Set task: Count the lines in the entries below that contain the string "frame", treating uppercase and lowercase as different, and reply with the number alone.

Data listing:
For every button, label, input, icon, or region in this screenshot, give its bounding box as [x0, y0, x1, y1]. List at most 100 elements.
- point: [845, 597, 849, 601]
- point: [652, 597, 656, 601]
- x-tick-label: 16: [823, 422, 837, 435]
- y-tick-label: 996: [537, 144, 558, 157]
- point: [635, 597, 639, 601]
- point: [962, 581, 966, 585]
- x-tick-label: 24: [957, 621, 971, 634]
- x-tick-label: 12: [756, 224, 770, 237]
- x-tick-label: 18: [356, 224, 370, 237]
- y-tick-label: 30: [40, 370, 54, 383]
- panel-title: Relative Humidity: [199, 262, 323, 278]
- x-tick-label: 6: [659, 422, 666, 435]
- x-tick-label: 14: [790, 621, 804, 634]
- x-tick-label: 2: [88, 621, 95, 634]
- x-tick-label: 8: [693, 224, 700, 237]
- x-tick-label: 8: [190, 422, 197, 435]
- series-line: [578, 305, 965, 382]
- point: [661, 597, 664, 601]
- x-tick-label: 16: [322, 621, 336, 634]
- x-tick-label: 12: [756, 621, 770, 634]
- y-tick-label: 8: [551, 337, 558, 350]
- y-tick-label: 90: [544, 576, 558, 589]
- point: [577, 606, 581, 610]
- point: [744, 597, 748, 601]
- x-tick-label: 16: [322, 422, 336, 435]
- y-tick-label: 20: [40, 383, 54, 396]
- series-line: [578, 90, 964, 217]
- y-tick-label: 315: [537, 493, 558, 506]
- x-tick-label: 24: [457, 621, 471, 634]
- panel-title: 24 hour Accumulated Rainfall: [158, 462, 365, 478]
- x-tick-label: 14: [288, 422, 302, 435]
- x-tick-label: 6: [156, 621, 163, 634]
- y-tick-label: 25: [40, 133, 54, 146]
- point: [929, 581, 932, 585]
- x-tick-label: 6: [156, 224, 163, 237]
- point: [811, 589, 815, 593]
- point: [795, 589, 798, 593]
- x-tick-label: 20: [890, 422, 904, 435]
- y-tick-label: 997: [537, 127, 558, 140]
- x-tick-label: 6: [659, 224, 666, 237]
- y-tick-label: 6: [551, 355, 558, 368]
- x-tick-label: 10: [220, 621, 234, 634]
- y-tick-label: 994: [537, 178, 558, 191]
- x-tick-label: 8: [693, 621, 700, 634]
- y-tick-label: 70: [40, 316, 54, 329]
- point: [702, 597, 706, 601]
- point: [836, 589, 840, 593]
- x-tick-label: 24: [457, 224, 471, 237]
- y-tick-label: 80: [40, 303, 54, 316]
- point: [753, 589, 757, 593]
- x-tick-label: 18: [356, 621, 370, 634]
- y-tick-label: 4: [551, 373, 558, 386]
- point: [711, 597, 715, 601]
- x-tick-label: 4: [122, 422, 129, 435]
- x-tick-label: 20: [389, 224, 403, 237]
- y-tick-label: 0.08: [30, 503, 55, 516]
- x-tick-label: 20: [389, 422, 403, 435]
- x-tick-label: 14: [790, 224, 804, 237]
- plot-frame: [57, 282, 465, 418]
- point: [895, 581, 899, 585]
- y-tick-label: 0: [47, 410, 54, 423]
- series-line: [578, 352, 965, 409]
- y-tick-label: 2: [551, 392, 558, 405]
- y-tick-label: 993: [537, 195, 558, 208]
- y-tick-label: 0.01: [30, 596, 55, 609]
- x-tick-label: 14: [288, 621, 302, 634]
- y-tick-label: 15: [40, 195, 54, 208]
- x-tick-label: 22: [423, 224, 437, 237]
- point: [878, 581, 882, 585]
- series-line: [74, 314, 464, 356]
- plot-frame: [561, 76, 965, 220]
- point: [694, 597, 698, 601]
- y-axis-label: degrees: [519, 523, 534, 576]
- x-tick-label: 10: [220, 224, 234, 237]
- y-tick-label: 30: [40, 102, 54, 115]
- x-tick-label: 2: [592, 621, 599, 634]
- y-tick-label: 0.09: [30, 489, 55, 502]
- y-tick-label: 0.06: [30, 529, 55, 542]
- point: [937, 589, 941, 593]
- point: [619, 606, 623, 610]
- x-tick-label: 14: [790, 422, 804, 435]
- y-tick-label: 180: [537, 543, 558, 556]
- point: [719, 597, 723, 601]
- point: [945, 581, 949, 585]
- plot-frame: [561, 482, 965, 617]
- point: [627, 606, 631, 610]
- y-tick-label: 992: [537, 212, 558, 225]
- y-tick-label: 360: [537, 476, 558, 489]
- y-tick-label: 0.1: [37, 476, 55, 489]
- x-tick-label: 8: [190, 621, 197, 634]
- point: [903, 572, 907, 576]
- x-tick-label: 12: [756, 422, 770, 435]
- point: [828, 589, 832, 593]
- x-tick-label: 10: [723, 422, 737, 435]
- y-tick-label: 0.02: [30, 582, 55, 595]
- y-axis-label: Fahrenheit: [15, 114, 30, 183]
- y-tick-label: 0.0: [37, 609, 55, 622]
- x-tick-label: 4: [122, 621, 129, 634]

Finished exercise: 3